Records excerpted from a collection:
════════════════

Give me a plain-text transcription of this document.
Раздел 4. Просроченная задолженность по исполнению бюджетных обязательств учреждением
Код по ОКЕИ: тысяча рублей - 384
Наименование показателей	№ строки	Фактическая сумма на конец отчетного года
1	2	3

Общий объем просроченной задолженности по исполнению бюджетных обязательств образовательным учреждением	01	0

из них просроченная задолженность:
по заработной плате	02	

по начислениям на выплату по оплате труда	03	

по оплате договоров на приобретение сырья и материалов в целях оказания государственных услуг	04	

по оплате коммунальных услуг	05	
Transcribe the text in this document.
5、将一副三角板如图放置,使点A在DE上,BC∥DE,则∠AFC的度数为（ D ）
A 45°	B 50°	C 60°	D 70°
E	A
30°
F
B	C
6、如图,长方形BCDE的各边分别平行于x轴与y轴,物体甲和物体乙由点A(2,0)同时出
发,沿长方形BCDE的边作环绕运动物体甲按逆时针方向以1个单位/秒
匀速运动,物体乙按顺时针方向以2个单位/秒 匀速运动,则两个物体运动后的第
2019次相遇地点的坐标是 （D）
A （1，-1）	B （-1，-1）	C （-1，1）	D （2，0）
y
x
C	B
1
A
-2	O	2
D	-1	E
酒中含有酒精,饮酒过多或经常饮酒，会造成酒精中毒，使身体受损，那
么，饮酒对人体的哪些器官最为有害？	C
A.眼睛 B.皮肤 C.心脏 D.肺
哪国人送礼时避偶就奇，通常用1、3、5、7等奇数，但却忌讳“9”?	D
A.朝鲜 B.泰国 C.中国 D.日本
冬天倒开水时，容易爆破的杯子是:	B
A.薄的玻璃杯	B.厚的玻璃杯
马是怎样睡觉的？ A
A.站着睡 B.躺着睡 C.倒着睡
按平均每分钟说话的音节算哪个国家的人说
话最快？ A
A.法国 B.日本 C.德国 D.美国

════════════════

> [WRITTEN TASK]: Beginning at the line that holds "Transcribe the text in this document.", write out word for word each line through the end of the records.

> [SOLUTION FOR THIS TASK]:
Transcribe the text in this document.
5、将一副三角板如图放置,使点A在DE上,BC∥DE,则∠AFC的度数为（ D ）
A 45°	B 50°	C 60°	D 70°
E	A
30°
F
B	C
6、如图,长方形BCDE的各边分别平行于x轴与y轴,物体甲和物体乙由点A(2,0)同时出
发,沿长方形BCDE的边作环绕运动物体甲按逆时针方向以1个单位/秒
匀速运动,物体乙按顺时针方向以2个单位/秒 匀速运动,则两个物体运动后的第
2019次相遇地点的坐标是 （D）
A （1，-1）	B （-1，-1）	C （-1，1）	D （2，0）
y
x
C	B
1
A
-2	O	2
D	-1	E
酒中含有酒精,饮酒过多或经常饮酒，会造成酒精中毒，使身体受损，那
么，饮酒对人体的哪些器官最为有害？	C
A.眼睛 B.皮肤 C.心脏 D.肺
哪国人送礼时避偶就奇，通常用1、3、5、7等奇数，但却忌讳“9”?	D
A.朝鲜 B.泰国 C.中国 D.日本
冬天倒开水时，容易爆破的杯子是:	B
A.薄的玻璃杯	B.厚的玻璃杯
马是怎样睡觉的？ A
A.站着睡 B.躺着睡 C.倒着睡
按平均每分钟说话的音节算哪个国家的人说
话最快？ A
A.法国 B.日本 C.德国 D.美国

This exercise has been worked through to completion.